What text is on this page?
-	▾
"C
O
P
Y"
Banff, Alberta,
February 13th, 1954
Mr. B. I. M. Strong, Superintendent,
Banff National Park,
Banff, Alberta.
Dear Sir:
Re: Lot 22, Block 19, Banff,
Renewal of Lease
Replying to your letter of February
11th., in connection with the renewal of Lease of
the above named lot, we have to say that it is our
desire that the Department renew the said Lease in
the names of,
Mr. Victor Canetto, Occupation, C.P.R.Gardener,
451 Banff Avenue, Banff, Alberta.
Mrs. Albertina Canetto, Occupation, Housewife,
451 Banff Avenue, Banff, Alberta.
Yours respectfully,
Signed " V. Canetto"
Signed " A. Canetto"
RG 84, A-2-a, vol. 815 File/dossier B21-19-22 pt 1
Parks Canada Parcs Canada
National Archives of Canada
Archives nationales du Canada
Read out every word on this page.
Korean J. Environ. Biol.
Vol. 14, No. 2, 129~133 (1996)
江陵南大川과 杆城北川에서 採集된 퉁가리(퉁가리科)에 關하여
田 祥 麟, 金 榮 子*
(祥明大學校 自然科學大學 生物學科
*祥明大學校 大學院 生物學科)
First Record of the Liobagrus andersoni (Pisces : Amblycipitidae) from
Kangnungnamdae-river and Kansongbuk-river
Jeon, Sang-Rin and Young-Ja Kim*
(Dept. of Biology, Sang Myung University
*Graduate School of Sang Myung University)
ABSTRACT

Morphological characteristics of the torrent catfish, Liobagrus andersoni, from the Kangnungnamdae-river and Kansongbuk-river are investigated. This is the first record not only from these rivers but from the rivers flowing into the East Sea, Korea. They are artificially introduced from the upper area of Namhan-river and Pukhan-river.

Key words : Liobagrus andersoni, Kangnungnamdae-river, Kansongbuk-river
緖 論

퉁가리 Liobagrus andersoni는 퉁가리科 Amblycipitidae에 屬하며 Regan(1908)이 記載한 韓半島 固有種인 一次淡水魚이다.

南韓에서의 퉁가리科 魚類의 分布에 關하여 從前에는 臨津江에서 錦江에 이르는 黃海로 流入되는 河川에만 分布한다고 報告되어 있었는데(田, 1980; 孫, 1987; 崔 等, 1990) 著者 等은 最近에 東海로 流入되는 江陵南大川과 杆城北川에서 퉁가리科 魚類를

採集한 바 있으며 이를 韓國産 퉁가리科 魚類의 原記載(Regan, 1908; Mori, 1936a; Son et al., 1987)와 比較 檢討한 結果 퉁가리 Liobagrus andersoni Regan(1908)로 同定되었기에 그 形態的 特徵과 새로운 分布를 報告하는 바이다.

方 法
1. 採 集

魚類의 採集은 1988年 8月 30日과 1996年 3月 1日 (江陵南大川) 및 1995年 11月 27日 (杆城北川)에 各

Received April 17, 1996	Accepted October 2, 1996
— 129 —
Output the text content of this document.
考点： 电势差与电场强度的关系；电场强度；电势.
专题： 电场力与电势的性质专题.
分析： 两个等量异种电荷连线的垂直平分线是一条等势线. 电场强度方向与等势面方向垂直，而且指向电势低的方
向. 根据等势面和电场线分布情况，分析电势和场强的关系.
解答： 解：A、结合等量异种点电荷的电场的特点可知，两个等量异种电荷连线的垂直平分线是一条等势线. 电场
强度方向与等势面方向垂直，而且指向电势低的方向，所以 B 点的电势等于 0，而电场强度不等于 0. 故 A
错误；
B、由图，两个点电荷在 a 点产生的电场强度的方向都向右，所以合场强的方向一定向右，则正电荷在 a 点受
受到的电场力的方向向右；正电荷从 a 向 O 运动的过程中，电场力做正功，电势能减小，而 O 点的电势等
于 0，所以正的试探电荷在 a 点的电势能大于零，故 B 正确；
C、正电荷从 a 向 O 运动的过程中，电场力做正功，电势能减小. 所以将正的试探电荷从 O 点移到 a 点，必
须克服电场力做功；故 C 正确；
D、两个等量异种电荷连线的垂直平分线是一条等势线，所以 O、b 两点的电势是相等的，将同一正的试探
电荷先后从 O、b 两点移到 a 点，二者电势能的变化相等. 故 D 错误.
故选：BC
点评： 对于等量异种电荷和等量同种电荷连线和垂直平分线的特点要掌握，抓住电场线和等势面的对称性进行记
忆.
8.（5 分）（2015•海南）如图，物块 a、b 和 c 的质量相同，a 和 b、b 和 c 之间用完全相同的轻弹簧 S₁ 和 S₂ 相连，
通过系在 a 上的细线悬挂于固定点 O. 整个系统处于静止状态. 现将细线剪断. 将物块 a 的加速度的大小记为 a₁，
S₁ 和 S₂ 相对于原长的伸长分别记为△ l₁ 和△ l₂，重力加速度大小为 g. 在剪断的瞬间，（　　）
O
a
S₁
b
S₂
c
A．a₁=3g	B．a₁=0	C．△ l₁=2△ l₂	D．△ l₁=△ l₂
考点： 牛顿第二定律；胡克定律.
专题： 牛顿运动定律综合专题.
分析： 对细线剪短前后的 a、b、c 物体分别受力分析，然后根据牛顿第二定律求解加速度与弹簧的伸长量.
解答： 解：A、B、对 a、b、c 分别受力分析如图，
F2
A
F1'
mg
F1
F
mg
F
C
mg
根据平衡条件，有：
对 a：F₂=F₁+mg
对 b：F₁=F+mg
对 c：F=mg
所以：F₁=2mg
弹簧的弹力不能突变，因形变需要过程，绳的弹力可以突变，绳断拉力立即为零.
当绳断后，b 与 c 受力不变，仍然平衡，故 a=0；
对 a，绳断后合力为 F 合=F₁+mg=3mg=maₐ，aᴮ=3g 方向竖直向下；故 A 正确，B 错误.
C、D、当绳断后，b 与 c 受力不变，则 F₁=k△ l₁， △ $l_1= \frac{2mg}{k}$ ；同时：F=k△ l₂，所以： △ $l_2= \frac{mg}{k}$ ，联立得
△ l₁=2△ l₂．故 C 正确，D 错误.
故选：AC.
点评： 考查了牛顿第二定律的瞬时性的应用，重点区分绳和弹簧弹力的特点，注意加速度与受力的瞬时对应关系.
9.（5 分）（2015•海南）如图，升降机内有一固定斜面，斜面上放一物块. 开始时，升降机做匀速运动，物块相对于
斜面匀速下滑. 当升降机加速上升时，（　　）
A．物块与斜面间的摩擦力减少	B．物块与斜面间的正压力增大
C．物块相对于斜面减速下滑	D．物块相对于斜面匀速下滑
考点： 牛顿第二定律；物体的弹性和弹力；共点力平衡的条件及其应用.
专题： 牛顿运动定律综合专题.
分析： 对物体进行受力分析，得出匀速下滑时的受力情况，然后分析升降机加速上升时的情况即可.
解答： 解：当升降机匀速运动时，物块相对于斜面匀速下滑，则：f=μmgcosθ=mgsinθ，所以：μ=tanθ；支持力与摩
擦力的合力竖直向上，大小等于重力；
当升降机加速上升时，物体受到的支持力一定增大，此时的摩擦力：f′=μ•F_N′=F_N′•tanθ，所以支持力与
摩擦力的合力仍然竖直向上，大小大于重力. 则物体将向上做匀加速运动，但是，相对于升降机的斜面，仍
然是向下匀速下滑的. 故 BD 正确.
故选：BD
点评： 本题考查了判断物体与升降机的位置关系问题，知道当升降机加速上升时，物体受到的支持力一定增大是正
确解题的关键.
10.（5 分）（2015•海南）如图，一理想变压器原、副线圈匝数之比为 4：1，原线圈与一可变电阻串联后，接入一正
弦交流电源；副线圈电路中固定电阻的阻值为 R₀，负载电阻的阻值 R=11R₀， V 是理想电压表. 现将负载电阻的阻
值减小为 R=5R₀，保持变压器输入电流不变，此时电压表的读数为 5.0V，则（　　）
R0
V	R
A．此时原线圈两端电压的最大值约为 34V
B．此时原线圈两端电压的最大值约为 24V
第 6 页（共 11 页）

## What needs to be done
Only those lines running from the one containing "Output the text content of this document." through the last line of the data above are to be copied, exactly, with both ends included.

## Response to this exercise
Output the text content of this document.
考点： 电势差与电场强度的关系；电场强度；电势.
专题： 电场力与电势的性质专题.
分析： 两个等量异种电荷连线的垂直平分线是一条等势线. 电场强度方向与等势面方向垂直，而且指向电势低的方
向. 根据等势面和电场线分布情况，分析电势和场强的关系.
解答： 解：A、结合等量异种点电荷的电场的特点可知，两个等量异种电荷连线的垂直平分线是一条等势线. 电场
强度方向与等势面方向垂直，而且指向电势低的方向，所以 B 点的电势等于 0，而电场强度不等于 0. 故 A
错误；
B、由图，两个点电荷在 a 点产生的电场强度的方向都向右，所以合场强的方向一定向右，则正电荷在 a 点受
受到的电场力的方向向右；正电荷从 a 向 O 运动的过程中，电场力做正功，电势能减小，而 O 点的电势等
于 0，所以正的试探电荷在 a 点的电势能大于零，故 B 正确；
C、正电荷从 a 向 O 运动的过程中，电场力做正功，电势能减小. 所以将正的试探电荷从 O 点移到 a 点，必
须克服电场力做功；故 C 正确；
D、两个等量异种电荷连线的垂直平分线是一条等势线，所以 O、b 两点的电势是相等的，将同一正的试探
电荷先后从 O、b 两点移到 a 点，二者电势能的变化相等. 故 D 错误.
故选：BC
点评： 对于等量异种电荷和等量同种电荷连线和垂直平分线的特点要掌握，抓住电场线和等势面的对称性进行记
忆.
8.（5 分）（2015•海南）如图，物块 a、b 和 c 的质量相同，a 和 b、b 和 c 之间用完全相同的轻弹簧 S₁ 和 S₂ 相连，
通过系在 a 上的细线悬挂于固定点 O. 整个系统处于静止状态. 现将细线剪断. 将物块 a 的加速度的大小记为 a₁，
S₁ 和 S₂ 相对于原长的伸长分别记为△ l₁ 和△ l₂，重力加速度大小为 g. 在剪断的瞬间，（　　）
O
a
S₁
b
S₂
c
A．a₁=3g	B．a₁=0	C．△ l₁=2△ l₂	D．△ l₁=△ l₂
考点： 牛顿第二定律；胡克定律.
专题： 牛顿运动定律综合专题.
分析： 对细线剪短前后的 a、b、c 物体分别受力分析，然后根据牛顿第二定律求解加速度与弹簧的伸长量.
解答： 解：A、B、对 a、b、c 分别受力分析如图，
F2
A
F1'
mg
F1
F
mg
F
C
mg
根据平衡条件，有：
对 a：F₂=F₁+mg
对 b：F₁=F+mg
对 c：F=mg
所以：F₁=2mg
弹簧的弹力不能突变，因形变需要过程，绳的弹力可以突变，绳断拉力立即为零.
当绳断后，b 与 c 受力不变，仍然平衡，故 a=0；
对 a，绳断后合力为 F 合=F₁+mg=3mg=maₐ，aᴮ=3g 方向竖直向下；故 A 正确，B 错误.
C、D、当绳断后，b 与 c 受力不变，则 F₁=k△ l₁， △ $l_1= \frac{2mg}{k}$ ；同时：F=k△ l₂，所以： △ $l_2= \frac{mg}{k}$ ，联立得
△ l₁=2△ l₂．故 C 正确，D 错误.
故选：AC.
点评： 考查了牛顿第二定律的瞬时性的应用，重点区分绳和弹簧弹力的特点，注意加速度与受力的瞬时对应关系.
9.（5 分）（2015•海南）如图，升降机内有一固定斜面，斜面上放一物块. 开始时，升降机做匀速运动，物块相对于
斜面匀速下滑. 当升降机加速上升时，（　　）
A．物块与斜面间的摩擦力减少	B．物块与斜面间的正压力增大
C．物块相对于斜面减速下滑	D．物块相对于斜面匀速下滑
考点： 牛顿第二定律；物体的弹性和弹力；共点力平衡的条件及其应用.
专题： 牛顿运动定律综合专题.
分析： 对物体进行受力分析，得出匀速下滑时的受力情况，然后分析升降机加速上升时的情况即可.
解答： 解：当升降机匀速运动时，物块相对于斜面匀速下滑，则：f=μmgcosθ=mgsinθ，所以：μ=tanθ；支持力与摩
擦力的合力竖直向上，大小等于重力；
当升降机加速上升时，物体受到的支持力一定增大，此时的摩擦力：f′=μ•F_N′=F_N′•tanθ，所以支持力与
摩擦力的合力仍然竖直向上，大小大于重力. 则物体将向上做匀加速运动，但是，相对于升降机的斜面，仍
然是向下匀速下滑的. 故 BD 正确.
故选：BD
点评： 本题考查了判断物体与升降机的位置关系问题，知道当升降机加速上升时，物体受到的支持力一定增大是正
确解题的关键.
10.（5 分）（2015•海南）如图，一理想变压器原、副线圈匝数之比为 4：1，原线圈与一可变电阻串联后，接入一正
弦交流电源；副线圈电路中固定电阻的阻值为 R₀，负载电阻的阻值 R=11R₀， V 是理想电压表. 现将负载电阻的阻
值减小为 R=5R₀，保持变压器输入电流不变，此时电压表的读数为 5.0V，则（　　）
R0
V	R
A．此时原线圈两端电压的最大值约为 34V
B．此时原线圈两端电压的最大值约为 24V
第 6 页（共 11 页）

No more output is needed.